Work item:
Your result should be every line of the records below that contains the word "computed".

** Opening Material provided block **

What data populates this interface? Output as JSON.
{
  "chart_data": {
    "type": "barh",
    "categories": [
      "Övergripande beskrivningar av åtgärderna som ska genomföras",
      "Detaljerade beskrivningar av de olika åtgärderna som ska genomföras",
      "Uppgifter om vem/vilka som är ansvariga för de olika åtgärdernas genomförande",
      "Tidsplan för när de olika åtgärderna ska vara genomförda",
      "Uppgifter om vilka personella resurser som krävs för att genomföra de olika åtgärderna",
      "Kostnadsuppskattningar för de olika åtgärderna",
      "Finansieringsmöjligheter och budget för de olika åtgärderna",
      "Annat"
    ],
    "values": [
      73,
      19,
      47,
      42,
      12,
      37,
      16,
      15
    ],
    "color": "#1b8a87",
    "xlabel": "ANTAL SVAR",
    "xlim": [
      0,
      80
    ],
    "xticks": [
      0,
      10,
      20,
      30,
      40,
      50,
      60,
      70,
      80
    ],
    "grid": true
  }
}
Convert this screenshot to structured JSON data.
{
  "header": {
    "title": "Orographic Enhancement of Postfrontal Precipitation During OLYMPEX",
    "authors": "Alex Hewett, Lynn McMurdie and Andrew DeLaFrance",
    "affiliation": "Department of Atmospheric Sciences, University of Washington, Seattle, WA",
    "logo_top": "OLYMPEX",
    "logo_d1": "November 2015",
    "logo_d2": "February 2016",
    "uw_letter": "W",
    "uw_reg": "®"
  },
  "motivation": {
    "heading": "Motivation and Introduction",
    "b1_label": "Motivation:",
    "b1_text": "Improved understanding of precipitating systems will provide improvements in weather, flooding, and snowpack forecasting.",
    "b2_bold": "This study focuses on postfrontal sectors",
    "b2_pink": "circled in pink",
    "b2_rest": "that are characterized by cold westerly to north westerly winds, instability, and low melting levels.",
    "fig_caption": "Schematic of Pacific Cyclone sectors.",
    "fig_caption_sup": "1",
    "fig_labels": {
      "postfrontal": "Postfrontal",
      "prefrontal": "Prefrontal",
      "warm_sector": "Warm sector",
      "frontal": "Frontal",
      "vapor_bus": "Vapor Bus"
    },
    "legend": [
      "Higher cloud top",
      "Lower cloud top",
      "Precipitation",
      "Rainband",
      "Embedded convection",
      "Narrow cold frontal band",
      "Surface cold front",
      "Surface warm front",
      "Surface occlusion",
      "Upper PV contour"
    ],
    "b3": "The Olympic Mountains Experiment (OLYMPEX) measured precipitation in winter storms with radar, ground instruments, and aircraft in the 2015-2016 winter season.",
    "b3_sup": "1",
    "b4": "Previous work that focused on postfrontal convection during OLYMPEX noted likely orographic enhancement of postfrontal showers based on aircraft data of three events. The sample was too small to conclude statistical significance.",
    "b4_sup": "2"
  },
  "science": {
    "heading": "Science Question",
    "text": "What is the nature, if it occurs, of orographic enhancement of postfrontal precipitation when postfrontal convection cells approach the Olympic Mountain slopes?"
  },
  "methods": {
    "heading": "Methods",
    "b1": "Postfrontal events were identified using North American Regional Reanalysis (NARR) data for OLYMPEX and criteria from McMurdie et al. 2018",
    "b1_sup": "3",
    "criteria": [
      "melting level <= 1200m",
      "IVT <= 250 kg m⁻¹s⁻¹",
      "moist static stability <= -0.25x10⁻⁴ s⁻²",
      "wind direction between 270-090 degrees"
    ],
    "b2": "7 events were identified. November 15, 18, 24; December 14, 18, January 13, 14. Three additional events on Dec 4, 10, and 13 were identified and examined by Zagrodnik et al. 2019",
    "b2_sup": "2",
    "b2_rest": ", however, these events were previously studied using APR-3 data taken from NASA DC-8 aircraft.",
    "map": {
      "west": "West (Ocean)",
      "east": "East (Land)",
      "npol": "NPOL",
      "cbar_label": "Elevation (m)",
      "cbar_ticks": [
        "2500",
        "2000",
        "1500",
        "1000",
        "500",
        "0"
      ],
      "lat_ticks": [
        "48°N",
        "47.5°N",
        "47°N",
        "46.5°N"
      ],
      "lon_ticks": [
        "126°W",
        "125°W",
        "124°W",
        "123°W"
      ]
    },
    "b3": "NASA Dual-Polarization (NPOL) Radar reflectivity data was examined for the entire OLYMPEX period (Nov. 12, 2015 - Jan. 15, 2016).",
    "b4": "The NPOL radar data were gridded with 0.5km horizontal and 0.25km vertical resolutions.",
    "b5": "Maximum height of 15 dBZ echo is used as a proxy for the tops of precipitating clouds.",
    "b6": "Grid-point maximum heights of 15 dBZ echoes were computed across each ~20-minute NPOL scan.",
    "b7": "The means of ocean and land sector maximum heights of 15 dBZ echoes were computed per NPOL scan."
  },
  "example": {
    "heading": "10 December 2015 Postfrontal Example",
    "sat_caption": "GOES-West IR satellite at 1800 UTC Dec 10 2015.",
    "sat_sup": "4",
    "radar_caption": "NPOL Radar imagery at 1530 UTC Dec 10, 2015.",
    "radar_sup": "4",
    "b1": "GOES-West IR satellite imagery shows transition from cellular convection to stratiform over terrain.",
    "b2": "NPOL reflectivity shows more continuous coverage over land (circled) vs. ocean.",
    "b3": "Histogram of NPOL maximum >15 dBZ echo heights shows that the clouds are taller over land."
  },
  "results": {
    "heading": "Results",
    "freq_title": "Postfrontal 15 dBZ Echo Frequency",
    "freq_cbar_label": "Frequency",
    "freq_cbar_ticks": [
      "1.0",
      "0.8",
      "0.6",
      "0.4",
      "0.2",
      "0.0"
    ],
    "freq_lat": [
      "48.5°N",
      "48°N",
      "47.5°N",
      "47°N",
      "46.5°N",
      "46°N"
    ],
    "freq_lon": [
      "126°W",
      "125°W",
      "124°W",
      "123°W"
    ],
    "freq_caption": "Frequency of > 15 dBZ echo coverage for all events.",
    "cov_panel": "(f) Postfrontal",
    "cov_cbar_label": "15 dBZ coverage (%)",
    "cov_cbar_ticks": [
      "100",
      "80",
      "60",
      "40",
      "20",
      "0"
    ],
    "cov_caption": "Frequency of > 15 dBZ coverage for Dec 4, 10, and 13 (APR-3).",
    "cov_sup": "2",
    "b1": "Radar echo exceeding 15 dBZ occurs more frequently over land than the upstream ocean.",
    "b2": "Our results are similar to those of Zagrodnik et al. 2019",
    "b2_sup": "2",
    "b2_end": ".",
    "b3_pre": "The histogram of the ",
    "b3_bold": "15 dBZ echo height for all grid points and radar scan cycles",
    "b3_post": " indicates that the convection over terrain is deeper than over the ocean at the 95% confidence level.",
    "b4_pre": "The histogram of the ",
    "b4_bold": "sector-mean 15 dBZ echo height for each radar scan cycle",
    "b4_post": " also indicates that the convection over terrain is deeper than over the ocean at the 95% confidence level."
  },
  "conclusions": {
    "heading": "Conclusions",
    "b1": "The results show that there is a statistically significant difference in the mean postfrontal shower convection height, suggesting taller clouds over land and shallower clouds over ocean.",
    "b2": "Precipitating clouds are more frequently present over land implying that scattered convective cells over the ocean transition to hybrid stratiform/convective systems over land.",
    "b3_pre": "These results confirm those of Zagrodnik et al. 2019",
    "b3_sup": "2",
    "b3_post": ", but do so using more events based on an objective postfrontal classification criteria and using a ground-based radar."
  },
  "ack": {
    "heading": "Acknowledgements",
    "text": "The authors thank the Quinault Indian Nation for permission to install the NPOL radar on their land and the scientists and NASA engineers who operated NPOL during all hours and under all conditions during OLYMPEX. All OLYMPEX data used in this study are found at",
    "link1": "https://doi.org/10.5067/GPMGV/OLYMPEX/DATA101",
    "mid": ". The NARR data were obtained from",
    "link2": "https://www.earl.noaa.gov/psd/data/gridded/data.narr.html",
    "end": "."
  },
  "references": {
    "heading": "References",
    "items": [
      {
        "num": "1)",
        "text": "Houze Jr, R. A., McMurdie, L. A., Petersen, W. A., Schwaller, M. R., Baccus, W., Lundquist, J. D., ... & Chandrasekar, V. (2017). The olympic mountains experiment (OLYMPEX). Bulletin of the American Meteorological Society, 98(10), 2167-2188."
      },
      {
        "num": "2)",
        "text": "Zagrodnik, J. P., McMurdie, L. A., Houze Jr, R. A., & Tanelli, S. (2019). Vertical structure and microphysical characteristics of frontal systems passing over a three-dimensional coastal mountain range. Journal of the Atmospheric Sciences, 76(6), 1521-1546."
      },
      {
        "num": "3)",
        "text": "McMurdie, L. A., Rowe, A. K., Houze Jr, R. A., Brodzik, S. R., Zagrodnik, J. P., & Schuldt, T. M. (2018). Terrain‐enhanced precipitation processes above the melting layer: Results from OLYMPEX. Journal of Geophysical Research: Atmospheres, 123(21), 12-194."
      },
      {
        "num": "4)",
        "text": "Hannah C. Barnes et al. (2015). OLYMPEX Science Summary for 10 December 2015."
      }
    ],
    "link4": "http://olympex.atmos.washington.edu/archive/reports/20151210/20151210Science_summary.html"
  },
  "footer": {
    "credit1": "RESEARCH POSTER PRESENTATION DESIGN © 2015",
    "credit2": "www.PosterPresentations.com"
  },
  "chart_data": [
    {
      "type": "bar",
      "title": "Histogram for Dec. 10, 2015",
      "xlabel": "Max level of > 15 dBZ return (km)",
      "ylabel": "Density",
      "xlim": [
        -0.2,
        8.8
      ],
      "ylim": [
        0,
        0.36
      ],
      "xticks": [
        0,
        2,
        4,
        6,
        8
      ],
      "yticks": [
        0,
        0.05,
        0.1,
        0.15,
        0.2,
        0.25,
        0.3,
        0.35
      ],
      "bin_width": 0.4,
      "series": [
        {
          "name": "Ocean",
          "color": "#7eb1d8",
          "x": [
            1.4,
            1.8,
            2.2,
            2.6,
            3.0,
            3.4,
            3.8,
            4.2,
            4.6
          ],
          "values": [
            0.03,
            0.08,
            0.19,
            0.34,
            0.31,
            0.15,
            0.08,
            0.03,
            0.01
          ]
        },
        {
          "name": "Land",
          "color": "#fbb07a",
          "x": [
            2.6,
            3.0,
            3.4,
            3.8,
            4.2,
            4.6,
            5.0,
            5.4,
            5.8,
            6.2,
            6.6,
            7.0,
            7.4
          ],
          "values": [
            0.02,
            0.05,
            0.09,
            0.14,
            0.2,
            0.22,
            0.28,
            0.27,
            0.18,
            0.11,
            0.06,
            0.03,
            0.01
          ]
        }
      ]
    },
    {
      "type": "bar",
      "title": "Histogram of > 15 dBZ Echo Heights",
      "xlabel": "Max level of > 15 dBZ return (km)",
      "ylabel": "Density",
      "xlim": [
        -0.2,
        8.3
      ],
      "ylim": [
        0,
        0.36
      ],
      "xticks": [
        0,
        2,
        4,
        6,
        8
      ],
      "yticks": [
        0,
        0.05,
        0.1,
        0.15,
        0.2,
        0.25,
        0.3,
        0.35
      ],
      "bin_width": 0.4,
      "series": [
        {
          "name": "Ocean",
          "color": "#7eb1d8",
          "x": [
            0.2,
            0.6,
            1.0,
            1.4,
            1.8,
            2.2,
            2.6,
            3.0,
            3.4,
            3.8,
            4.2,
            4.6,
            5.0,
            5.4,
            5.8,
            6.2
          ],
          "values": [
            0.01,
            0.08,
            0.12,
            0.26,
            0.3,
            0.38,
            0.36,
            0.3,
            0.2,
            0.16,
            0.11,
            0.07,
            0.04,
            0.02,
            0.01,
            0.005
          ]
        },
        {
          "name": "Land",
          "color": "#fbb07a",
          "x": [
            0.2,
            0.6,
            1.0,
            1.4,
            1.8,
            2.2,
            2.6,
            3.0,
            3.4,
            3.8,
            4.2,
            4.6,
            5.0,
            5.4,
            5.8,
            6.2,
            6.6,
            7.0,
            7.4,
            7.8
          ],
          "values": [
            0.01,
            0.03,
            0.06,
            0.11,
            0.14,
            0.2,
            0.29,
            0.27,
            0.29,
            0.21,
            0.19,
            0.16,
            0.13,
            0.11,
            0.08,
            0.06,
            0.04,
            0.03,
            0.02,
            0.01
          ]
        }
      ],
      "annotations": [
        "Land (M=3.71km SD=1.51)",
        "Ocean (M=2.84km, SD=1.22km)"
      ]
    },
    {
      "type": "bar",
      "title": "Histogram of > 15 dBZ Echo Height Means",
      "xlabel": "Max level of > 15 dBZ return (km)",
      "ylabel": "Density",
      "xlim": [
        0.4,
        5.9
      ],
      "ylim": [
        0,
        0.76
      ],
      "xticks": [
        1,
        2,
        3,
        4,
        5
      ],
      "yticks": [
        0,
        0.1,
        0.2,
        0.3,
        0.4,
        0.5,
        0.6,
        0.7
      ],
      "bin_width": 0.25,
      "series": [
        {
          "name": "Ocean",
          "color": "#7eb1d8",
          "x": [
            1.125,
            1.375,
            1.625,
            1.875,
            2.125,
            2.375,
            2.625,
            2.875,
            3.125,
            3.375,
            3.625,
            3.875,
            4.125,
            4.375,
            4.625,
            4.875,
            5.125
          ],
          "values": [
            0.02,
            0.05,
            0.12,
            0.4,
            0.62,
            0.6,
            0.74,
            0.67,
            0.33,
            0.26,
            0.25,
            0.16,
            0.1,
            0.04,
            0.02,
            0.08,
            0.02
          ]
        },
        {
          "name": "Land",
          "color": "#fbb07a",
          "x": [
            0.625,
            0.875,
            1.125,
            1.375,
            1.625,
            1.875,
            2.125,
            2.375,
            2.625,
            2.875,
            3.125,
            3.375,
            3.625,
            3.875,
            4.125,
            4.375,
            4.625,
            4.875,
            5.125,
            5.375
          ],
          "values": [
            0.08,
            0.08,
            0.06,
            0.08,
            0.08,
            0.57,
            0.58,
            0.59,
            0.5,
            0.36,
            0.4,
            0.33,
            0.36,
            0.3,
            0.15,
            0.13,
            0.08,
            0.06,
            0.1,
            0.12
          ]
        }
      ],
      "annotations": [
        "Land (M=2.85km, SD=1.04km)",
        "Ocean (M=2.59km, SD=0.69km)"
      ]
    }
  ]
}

** Closing Material provided block **

Response to the exercise:
    "b6": "Grid-point maximum heights of 15 dBZ echoes were computed across each ~20-minute NPOL scan.",
    "b7": "The means of ocean and land sector maximum heights of 15 dBZ echoes were computed per NPOL scan."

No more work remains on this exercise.